Continue the forum thread below about where people in midlife can meet a partner, going on from its last line.

> **Text section**
Segment Open

Definitely the tennis club. I’m a member at a quite expensive gym with tennis courts and two of my friends in their 50s have met guys in the members lounge here. Both in serious relationships with them for some time now.

GoingOffOnATangent · 26/11/2023 07:38

I recently heard old school matching services still exist, I read an interview of someone who runs one and hand picks matches, takes pride in finding compatible people etc. Not tried any so can't recommend, but imagine the sort of person who is sick of old and serious about finding someone good might be found there.

NunsKnickers · 26/11/2023 07:42

I met my DH at a meetup group.

www.meetup.com

Have a look for the groups in your area. It's not for dating but for making friends, and that can obviously sometimes lead to more!

In my area there's a social group, plus ones for walking, gigs, cinema, etc.

Meetup | Find Local Groups, Events, and Activities Near You

Find Meetup events, join groups, or start your own. Make new friends and connect with like-minded people. Meet people near you who share your interests.

http://www.meetup.com

Livelifelaughter · 26/11/2023 08:08

Yetmorebeanstocount · 25/11/2023 21:16

The maths just don't seem to add up.

For every divorced or single man there must be (approx.) a divorced or single woman (assuming hetero), so why are so many women finding there is a shortage of good men out there?

Possibly the numbers are skewed by there being more widows than widowers, but I wouldn't have thought it was a major factor.

Is it an age thing? If all men look for someone 5 yrs younger, in every age band, then the older a woman gets the less likely there is to be a man available five years older than her (due to male life expectancy).

Or are we finding that there are plenty of divorced / single men, but they don't meet the criteria of "good ones".

What seems to happen is that when women get older and divorced they don't bounce back in the same way. I may get lambasted for this but as someone who is in their 50s and divorced many of my female friends cope much better being single and don't want to have a man. Men seem to want female companionship and sex more often without much commitment. Theoretically that would mean there's less women about then men but men pick from a wider age pool. Also while there's many men who genuinely look a grim slight in my view there's a lot of women who are in supportive female groups who tell each other how amazing and gorgeous they are because women see the personality through looks. Men go for looks foremost. And also to be honest, middle aged, well educated men, earning high salaries as a generalisation have money to spend on clothes and gym memberships...

Segment Closed

> **Information provided**
Segment Open

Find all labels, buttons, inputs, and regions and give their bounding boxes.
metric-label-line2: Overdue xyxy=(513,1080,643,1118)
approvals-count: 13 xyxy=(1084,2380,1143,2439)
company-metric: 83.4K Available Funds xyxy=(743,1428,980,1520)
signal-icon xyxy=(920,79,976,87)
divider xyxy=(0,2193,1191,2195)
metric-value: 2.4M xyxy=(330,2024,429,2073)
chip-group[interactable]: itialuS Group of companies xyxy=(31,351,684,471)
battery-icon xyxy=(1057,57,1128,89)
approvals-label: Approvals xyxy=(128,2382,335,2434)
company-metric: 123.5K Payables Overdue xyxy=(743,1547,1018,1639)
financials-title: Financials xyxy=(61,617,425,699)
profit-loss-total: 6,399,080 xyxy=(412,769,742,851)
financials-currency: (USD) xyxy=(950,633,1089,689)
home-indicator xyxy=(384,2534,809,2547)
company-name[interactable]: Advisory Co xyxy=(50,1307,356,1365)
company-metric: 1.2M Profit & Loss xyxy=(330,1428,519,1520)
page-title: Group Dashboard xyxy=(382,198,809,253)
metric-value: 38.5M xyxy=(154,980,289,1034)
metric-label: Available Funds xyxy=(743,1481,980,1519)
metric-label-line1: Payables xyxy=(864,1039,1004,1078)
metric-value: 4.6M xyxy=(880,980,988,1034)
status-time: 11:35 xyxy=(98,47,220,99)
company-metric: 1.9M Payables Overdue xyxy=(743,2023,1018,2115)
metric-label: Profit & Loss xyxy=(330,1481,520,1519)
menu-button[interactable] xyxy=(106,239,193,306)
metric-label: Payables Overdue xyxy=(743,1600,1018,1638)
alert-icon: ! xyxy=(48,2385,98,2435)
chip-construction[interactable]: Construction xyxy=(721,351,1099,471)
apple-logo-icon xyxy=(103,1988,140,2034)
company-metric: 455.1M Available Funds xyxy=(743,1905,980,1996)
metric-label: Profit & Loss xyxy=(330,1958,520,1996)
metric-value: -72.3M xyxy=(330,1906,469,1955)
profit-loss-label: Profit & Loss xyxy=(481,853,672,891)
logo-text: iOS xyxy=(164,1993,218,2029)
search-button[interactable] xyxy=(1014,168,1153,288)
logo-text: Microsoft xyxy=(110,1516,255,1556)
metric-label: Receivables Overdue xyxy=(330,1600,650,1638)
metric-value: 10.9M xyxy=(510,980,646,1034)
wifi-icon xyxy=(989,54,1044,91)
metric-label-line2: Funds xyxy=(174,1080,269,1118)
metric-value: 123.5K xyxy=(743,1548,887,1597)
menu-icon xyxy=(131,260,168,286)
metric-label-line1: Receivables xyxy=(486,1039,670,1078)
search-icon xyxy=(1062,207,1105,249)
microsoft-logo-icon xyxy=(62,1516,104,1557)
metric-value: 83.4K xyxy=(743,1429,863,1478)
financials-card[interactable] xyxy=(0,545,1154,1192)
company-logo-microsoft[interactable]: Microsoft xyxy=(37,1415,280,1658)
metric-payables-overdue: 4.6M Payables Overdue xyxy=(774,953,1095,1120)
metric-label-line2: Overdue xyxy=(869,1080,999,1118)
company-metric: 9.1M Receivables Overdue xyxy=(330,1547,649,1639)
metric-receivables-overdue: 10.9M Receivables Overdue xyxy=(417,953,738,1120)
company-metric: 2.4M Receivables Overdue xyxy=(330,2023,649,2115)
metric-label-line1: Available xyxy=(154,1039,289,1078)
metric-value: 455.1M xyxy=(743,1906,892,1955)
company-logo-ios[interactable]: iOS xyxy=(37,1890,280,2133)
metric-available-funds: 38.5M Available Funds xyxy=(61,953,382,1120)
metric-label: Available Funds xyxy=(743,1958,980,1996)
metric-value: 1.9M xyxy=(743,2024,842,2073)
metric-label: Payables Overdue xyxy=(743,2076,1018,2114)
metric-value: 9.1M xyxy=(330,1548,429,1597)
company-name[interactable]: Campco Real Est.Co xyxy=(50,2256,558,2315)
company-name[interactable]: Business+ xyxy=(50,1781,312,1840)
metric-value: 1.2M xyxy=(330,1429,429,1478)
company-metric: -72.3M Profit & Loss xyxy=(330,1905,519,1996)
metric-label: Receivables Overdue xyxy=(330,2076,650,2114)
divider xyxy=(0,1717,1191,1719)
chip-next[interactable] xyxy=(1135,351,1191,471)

Segment Closed

> **Reply**
HatsScarvesGloves · 26/11/2023 08:10

@Ilovelurchers I didn't at any point say that working class people couldn't enjoy cultured pursuits. But if I'm looking for someone who appreciates the arts AND has some dosh to spend on having fun, it is overwhelmingly likely that they will be middle class. They might come from working class origins, but there comes a point where they aren't really working class anymore, surely?

It's a bit of a dated distinction anyway, and I appreciate it's not clear cut either. I should have said 'has many of the stereotypical signifiers of middle class' but, you know, it was the title!

OP posts:
kneehightoacat · 26/11/2023 08:12

Focus on finding someone who is in their 40s, single and not an asshole

Needs to share your values and have a physical attraction. Those are the fundamentals. Not shared love of ballet

Hobbies in common are not essential for a successful relationship

Livelifelaughter · 26/11/2023 08:20

Dependabledentures · 26/11/2023 07:25

I am always an optimistic about love but I think you also need to lose some of the tick boxes cause you cam find friends to do cultural activities with and your new love may surprise you and be the opposite.
But places to try - walking groups seem to be a great place for friendship and middle age romance. Language classes. Cultural groups on meetup.com, volunteering/ join boards of some arts and cultural groups,
Getting out and about is going to expand your social circle and increase,the chances of love.

I agree with expanding social circles. Being brutal AND calculating here....if you're working and only have limited leisure time be careful with your social circle..you want people with their own social circle so you can meet their friends and they can meet yours.